## Records to use
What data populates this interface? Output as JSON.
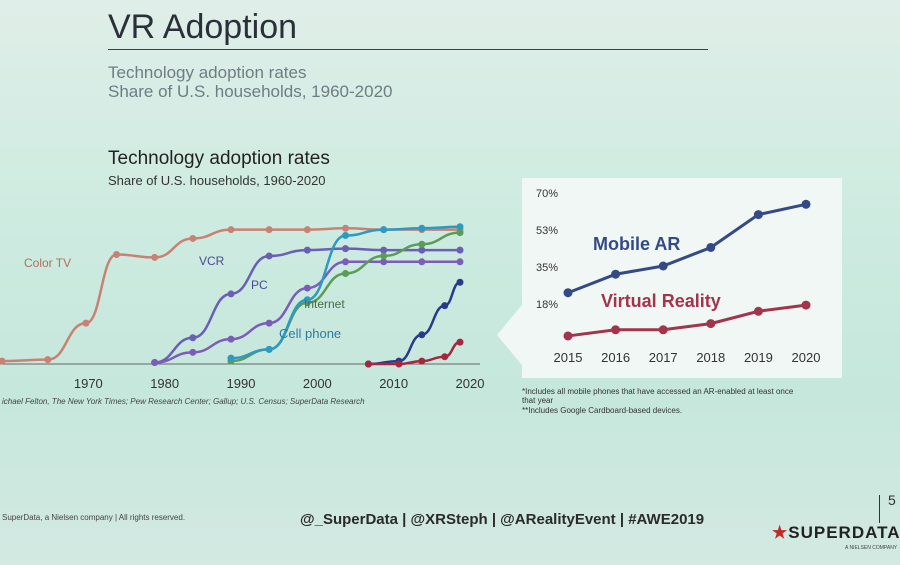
{
  "slide": {
    "title": "VR Adoption",
    "subtitle_line1": "Technology adoption rates",
    "subtitle_line2": "Share of U.S. households, 1960-2020",
    "page_number": "5"
  },
  "left_chart_header": {
    "title": "Technology adoption rates",
    "subtitle": "Share of U.S. households, 1960-2020"
  },
  "source_text": "ichael Felton, The New York Times; Pew Research Center; Gallup; U.S. Census; SuperData Research",
  "footnotes": {
    "line1": "*Includes all mobile phones that have accessed an AR-enabled at least once",
    "line2": "that year",
    "line3": "**Includes Google Cardboard-based devices."
  },
  "footer": {
    "left": "SuperData, a Nielsen company | All rights reserved.",
    "handles": "@_SuperData  |  @XRSteph  |  @ARealityEvent  |  #AWE2019",
    "brand_star": "★",
    "brand": "SUPERDATA",
    "brand_sub": "A NIELSEN COMPANY"
  },
  "colors": {
    "color_tv": "#c98173",
    "vcr": "#6a5fb4",
    "pc": "#7c5cb8",
    "internet": "#5b9c58",
    "cell_phone": "#2e9ac2",
    "late_series_1": "#283a8c",
    "late_series_2": "#a8263d",
    "mobile_ar": "#344a86",
    "virtual_reality": "#a3344d"
  },
  "chart_data": [
    {
      "type": "line",
      "title": "Technology adoption rates",
      "subtitle": "Share of U.S. households, 1960-2020",
      "xlim": [
        1960,
        2022
      ],
      "ylim": [
        0,
        100
      ],
      "x_ticks": [
        "1970",
        "1980",
        "1990",
        "2000",
        "2010",
        "2020"
      ],
      "series": [
        {
          "name": "Color TV",
          "x": [
            1960,
            1966,
            1971,
            1975,
            1980,
            1985,
            1990,
            1995,
            2000,
            2005,
            2010,
            2015,
            2020
          ],
          "values": [
            2,
            3,
            28,
            75,
            73,
            86,
            92,
            92,
            92,
            93,
            92,
            92,
            92
          ]
        },
        {
          "name": "VCR",
          "x": [
            1980,
            1985,
            1990,
            1995,
            2000,
            2005,
            2010,
            2015,
            2020
          ],
          "values": [
            1,
            18,
            48,
            74,
            78,
            79,
            78,
            78,
            78
          ]
        },
        {
          "name": "PC",
          "x": [
            1980,
            1985,
            1990,
            1995,
            2000,
            2005,
            2010,
            2015,
            2020
          ],
          "values": [
            1,
            8,
            17,
            28,
            52,
            70,
            70,
            70,
            70
          ]
        },
        {
          "name": "Internet",
          "x": [
            1990,
            1995,
            2000,
            2005,
            2010,
            2015,
            2020
          ],
          "values": [
            2,
            10,
            42,
            62,
            74,
            82,
            90
          ]
        },
        {
          "name": "Cell phone",
          "x": [
            1990,
            1995,
            2000,
            2005,
            2010,
            2015,
            2020
          ],
          "values": [
            4,
            10,
            44,
            88,
            92,
            93,
            94
          ]
        },
        {
          "name": "",
          "x": [
            2008,
            2012,
            2015,
            2018,
            2020
          ],
          "values": [
            0,
            2,
            20,
            40,
            56
          ]
        },
        {
          "name": "",
          "x": [
            2008,
            2012,
            2015,
            2018,
            2020
          ],
          "values": [
            0,
            0,
            2,
            5,
            15
          ]
        }
      ]
    },
    {
      "type": "line",
      "categories": [
        "2015",
        "2016",
        "2017",
        "2018",
        "2019",
        "2020"
      ],
      "y_ticks": [
        "70%",
        "53%",
        "35%",
        "18%"
      ],
      "ylim": [
        0,
        70
      ],
      "series": [
        {
          "name": "Mobile AR",
          "values": [
            22,
            31,
            35,
            44,
            60,
            65
          ]
        },
        {
          "name": "Virtual Reality",
          "values": [
            1,
            4,
            4,
            7,
            13,
            16
          ]
        }
      ]
    }
  ]
}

## Short problem
Reproduce each entry precisely, dropping only the pictures.

## Solution to the exercise
What data populates this interface? Output as JSON.
{
  "slide": {
    "title": "VR Adoption",
    "subtitle_line1": "Technology adoption rates",
    "subtitle_line2": "Share of U.S. households, 1960-2020",
    "page_number": "5"
  },
  "left_chart_header": {
    "title": "Technology adoption rates",
    "subtitle": "Share of U.S. households, 1960-2020"
  },
  "source_text": "ichael Felton, The New York Times; Pew Research Center; Gallup; U.S. Census; SuperData Research",
  "footnotes": {
    "line1": "*Includes all mobile phones that have accessed an AR-enabled at least once",
    "line2": "that year",
    "line3": "**Includes Google Cardboard-based devices."
  },
  "footer": {
    "left": "SuperData, a Nielsen company | All rights reserved.",
    "handles": "@_SuperData  |  @XRSteph  |  @ARealityEvent  |  #AWE2019",
    "brand_star": "★",
    "brand": "SUPERDATA",
    "brand_sub": "A NIELSEN COMPANY"
  },
  "colors": {
    "color_tv": "#c98173",
    "vcr": "#6a5fb4",
    "pc": "#7c5cb8",
    "internet": "#5b9c58",
    "cell_phone": "#2e9ac2",
    "late_series_1": "#283a8c",
    "late_series_2": "#a8263d",
    "mobile_ar": "#344a86",
    "virtual_reality": "#a3344d"
  },
  "chart_data": [
    {
      "type": "line",
      "title": "Technology adoption rates",
      "subtitle": "Share of U.S. households, 1960-2020",
      "xlim": [
        1960,
        2022
      ],
      "ylim": [
        0,
        100
      ],
      "x_ticks": [
        "1970",
        "1980",
        "1990",
        "2000",
        "2010",
        "2020"
      ],
      "series": [
        {
          "name": "Color TV",
          "x": [
            1960,
            1966,
            1971,
            1975,
            1980,
            1985,
            1990,
            1995,
            2000,
            2005,
            2010,
            2015,
            2020
          ],
          "values": [
            2,
            3,
            28,
            75,
            73,
            86,
            92,
            92,
            92,
            93,
            92,
            92,
            92
          ]
        },
        {
          "name": "VCR",
          "x": [
            1980,
            1985,
            1990,
            1995,
            2000,
            2005,
            2010,
            2015,
            2020
          ],
          "values": [
            1,
            18,
            48,
            74,
            78,
            79,
            78,
            78,
            78
          ]
        },
        {
          "name": "PC",
          "x": [
            1980,
            1985,
            1990,
            1995,
            2000,
            2005,
            2010,
            2015,
            2020
          ],
          "values": [
            1,
            8,
            17,
            28,
            52,
            70,
            70,
            70,
            70
          ]
        },
        {
          "name": "Internet",
          "x": [
            1990,
            1995,
            2000,
            2005,
            2010,
            2015,
            2020
          ],
          "values": [
            2,
            10,
            42,
            62,
            74,
            82,
            90
          ]
        },
        {
          "name": "Cell phone",
          "x": [
            1990,
            1995,
            2000,
            2005,
            2010,
            2015,
            2020
          ],
          "values": [
            4,
            10,
            44,
            88,
            92,
            93,
            94
          ]
        },
        {
          "name": "",
          "x": [
            2008,
            2012,
            2015,
            2018,
            2020
          ],
          "values": [
            0,
            2,
            20,
            40,
            56
          ]
        },
        {
          "name": "",
          "x": [
            2008,
            2012,
            2015,
            2018,
            2020
          ],
          "values": [
            0,
            0,
            2,
            5,
            15
          ]
        }
      ]
    },
    {
      "type": "line",
      "categories": [
        "2015",
        "2016",
        "2017",
        "2018",
        "2019",
        "2020"
      ],
      "y_ticks": [
        "70%",
        "53%",
        "35%",
        "18%"
      ],
      "ylim": [
        0,
        70
      ],
      "series": [
        {
          "name": "Mobile AR",
          "values": [
            22,
            31,
            35,
            44,
            60,
            65
          ]
        },
        {
          "name": "Virtual Reality",
          "values": [
            1,
            4,
            4,
            7,
            13,
            16
          ]
        }
      ]
    }
  ]
}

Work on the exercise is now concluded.